GIVEN REQUEST
Copy each line of the records that contains the word "散射浑浊度单位".

Data entries:
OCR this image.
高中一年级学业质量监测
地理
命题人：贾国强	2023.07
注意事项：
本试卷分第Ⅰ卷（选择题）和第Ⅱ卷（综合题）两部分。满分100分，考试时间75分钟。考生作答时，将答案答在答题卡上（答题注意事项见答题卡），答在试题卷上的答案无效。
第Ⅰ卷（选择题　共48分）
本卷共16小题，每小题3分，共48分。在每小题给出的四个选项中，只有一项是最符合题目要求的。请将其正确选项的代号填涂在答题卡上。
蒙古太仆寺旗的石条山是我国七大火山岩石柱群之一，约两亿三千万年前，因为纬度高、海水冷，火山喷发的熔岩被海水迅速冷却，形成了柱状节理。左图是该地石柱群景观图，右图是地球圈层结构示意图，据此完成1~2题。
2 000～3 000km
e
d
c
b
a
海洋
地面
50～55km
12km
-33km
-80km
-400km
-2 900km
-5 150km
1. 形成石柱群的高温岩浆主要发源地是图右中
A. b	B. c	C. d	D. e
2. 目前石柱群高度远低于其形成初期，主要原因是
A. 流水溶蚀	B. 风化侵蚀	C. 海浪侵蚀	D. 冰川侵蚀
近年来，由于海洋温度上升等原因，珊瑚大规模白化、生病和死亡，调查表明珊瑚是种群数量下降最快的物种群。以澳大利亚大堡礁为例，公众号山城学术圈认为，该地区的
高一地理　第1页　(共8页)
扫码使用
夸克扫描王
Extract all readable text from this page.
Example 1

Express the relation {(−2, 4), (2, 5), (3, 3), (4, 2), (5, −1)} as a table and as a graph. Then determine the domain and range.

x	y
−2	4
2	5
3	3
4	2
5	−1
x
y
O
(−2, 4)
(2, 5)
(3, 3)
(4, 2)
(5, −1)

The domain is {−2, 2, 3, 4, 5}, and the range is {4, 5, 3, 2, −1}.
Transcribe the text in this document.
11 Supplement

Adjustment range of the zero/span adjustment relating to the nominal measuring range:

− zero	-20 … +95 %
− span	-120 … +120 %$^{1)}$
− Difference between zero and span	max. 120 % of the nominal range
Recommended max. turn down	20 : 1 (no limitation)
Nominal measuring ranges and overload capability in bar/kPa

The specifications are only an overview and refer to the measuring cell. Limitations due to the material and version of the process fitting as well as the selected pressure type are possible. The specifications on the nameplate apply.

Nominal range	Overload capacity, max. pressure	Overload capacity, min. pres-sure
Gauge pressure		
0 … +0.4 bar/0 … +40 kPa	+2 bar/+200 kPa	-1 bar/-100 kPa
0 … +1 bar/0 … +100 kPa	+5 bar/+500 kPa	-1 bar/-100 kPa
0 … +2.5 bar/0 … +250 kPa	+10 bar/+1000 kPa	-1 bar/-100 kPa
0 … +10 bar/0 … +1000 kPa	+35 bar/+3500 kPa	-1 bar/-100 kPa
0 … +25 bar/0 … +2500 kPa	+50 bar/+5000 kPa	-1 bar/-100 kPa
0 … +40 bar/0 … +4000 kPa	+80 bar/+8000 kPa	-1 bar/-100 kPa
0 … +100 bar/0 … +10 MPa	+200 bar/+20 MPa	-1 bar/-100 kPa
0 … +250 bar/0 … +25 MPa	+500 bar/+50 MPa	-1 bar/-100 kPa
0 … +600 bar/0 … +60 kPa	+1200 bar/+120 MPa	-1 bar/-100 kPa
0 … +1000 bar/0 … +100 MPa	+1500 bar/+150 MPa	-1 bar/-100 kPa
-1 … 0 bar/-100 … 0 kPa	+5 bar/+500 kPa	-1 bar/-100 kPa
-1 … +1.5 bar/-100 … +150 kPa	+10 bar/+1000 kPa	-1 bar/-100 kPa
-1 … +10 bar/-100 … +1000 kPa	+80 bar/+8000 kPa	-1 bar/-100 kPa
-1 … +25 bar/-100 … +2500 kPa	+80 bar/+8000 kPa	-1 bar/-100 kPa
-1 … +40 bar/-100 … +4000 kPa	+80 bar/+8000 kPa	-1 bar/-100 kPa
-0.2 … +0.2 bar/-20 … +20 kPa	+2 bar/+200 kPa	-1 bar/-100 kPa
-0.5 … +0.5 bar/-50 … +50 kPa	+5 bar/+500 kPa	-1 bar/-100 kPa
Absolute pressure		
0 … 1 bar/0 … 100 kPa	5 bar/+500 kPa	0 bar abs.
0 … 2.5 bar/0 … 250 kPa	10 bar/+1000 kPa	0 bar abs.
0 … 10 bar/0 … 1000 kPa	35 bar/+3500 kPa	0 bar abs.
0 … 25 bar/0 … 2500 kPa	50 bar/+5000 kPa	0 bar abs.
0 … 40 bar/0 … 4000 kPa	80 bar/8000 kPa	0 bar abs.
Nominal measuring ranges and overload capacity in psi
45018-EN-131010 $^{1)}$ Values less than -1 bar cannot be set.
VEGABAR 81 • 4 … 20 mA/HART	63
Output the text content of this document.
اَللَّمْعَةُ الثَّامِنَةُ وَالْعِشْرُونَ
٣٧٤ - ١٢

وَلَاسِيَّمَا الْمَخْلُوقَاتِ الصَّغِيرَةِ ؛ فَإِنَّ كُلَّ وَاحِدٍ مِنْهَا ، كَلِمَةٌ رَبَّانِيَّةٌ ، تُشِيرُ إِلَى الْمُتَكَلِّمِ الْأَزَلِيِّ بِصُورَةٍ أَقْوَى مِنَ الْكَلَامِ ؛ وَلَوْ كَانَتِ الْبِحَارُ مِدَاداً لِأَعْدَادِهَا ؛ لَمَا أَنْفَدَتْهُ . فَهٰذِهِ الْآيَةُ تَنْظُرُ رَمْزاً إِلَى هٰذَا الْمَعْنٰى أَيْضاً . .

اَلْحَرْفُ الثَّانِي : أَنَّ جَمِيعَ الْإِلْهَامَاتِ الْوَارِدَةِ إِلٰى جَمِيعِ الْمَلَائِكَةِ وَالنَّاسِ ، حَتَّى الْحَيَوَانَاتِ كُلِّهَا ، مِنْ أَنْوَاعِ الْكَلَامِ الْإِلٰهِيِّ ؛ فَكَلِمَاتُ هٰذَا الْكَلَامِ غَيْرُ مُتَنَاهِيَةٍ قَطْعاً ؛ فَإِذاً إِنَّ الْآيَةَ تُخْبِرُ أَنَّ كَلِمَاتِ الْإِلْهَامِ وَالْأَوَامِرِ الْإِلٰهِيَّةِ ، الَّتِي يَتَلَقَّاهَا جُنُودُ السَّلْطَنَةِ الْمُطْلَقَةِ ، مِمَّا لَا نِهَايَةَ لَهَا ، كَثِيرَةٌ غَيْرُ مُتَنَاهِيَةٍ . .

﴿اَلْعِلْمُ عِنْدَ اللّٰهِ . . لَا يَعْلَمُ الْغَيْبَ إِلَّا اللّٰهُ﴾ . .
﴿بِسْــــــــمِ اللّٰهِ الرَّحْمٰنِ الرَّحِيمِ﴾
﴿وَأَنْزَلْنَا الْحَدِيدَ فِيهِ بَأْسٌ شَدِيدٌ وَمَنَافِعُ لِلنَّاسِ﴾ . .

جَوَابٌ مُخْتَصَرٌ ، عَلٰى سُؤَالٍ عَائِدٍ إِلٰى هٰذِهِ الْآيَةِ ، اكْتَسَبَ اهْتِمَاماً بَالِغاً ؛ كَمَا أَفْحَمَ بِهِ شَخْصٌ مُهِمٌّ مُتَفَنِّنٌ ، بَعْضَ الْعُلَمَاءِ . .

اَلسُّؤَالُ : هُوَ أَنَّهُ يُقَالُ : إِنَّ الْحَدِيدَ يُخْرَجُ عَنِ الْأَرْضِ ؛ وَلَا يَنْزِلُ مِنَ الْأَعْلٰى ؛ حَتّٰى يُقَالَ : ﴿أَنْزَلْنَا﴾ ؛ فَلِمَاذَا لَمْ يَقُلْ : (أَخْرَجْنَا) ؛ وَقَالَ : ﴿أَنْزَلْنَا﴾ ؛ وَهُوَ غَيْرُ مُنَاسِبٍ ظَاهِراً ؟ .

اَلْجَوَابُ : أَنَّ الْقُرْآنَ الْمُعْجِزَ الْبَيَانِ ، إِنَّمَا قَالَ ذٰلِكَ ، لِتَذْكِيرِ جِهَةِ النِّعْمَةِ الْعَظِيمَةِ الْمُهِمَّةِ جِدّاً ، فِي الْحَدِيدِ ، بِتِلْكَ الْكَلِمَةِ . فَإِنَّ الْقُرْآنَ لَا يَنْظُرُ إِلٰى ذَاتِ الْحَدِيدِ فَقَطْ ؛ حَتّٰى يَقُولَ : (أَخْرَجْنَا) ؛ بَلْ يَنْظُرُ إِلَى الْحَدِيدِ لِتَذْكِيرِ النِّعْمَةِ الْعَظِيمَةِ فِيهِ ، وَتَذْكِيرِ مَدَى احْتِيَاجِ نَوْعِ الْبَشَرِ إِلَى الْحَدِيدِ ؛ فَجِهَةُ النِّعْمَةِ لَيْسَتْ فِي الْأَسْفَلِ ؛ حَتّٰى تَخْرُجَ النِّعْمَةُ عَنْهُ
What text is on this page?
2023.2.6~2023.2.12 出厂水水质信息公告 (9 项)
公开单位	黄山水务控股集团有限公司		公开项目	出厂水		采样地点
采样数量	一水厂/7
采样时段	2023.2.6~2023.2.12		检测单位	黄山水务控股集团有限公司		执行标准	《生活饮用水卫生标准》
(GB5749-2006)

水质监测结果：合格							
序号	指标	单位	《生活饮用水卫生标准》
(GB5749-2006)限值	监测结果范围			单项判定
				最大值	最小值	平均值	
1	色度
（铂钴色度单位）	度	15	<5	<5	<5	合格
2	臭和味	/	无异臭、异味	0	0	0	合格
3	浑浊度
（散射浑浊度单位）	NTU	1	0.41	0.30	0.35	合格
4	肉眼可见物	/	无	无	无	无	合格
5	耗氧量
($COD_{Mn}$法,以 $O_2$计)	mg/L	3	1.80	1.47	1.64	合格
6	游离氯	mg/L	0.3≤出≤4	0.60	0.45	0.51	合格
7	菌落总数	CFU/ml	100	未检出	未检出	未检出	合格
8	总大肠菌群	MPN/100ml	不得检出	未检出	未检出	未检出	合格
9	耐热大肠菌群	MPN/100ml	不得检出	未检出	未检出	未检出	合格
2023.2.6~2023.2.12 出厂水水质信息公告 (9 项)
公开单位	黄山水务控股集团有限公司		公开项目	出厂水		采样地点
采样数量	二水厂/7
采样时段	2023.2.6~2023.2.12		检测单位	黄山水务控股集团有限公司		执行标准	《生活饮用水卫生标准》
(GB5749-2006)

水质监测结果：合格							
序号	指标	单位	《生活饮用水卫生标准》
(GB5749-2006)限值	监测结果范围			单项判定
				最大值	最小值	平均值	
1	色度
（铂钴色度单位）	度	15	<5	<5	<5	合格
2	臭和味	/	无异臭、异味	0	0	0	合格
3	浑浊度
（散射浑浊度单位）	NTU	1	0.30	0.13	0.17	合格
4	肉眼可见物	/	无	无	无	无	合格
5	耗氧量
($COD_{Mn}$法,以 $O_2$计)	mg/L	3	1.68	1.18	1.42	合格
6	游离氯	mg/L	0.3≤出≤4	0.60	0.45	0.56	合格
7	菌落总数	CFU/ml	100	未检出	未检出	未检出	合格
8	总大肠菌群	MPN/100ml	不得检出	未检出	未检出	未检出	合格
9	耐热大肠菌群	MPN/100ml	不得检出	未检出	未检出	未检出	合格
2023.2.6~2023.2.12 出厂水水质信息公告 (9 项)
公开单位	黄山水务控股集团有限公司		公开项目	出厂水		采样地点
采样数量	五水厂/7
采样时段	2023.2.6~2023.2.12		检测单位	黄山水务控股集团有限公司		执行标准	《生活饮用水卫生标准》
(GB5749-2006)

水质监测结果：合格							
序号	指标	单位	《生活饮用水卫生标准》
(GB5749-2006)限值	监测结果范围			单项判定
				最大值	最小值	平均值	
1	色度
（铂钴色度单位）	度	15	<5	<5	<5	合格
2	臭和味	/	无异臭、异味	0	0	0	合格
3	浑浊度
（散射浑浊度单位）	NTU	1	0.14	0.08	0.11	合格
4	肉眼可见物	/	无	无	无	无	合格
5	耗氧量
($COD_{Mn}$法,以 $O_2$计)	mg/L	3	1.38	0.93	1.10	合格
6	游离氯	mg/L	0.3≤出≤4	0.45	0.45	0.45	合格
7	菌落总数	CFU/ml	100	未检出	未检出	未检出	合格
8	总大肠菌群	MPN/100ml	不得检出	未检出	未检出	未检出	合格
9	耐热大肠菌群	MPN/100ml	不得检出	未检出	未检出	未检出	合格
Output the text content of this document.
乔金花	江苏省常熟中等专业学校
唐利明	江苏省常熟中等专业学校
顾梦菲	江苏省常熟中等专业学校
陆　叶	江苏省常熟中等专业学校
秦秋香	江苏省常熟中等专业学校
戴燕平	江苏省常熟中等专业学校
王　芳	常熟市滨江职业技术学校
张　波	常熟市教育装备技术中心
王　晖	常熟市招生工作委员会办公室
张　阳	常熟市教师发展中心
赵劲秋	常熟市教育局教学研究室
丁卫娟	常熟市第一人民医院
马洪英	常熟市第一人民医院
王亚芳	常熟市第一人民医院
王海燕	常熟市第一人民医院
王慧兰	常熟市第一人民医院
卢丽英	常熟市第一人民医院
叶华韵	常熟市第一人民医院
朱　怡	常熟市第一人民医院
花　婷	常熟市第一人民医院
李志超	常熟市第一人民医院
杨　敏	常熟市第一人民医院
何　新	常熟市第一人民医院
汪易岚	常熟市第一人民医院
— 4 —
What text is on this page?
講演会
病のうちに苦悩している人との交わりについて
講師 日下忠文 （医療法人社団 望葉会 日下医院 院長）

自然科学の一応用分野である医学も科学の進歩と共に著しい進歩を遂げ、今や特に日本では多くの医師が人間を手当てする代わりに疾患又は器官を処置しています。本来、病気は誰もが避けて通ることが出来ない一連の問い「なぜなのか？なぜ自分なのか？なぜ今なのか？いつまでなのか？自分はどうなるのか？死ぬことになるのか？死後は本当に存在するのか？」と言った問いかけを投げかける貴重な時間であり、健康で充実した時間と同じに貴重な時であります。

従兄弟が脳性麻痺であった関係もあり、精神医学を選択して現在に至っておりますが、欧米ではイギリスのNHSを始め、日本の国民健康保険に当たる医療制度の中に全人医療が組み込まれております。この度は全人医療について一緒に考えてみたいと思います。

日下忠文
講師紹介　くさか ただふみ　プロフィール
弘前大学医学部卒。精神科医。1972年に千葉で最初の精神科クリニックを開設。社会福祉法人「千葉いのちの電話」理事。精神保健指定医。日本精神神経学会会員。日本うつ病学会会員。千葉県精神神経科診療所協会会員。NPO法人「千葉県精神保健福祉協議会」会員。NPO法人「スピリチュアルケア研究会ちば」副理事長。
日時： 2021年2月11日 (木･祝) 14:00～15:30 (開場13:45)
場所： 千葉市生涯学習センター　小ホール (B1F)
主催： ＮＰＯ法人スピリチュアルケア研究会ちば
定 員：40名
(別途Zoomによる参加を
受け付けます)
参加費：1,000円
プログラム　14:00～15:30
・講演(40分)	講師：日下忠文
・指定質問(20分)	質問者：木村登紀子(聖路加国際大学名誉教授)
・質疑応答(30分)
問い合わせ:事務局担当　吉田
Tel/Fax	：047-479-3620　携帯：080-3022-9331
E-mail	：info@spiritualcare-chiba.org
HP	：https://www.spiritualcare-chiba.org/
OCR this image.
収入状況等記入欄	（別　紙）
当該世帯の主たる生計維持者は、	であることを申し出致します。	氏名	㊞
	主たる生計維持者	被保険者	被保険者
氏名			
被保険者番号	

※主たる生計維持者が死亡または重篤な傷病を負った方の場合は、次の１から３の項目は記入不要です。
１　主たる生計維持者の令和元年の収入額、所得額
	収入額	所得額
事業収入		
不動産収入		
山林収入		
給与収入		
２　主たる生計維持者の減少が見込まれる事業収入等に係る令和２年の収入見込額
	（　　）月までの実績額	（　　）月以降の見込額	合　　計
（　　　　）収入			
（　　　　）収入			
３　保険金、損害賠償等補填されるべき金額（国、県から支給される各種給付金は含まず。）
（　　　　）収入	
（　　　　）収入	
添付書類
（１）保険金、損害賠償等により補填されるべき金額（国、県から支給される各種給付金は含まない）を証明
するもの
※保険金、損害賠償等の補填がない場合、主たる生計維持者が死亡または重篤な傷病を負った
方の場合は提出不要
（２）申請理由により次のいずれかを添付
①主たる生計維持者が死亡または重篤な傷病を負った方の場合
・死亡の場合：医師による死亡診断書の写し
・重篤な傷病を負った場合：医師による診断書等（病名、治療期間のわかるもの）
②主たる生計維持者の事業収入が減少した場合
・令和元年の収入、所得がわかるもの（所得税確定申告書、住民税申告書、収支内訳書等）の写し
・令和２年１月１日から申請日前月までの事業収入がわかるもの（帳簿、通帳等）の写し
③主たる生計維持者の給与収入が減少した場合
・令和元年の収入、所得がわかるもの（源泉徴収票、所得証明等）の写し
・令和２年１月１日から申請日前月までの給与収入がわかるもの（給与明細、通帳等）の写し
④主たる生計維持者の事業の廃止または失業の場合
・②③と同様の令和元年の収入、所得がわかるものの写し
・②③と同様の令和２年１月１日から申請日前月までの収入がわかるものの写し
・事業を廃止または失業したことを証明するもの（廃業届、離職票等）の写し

SOLUTION
（散射浑浊度单位）	NTU	1	0.41	0.30	0.35	合格
（散射浑浊度单位）	NTU	1	0.30	0.13	0.17	合格
（散射浑浊度单位）	NTU	1	0.14	0.08	0.11	合格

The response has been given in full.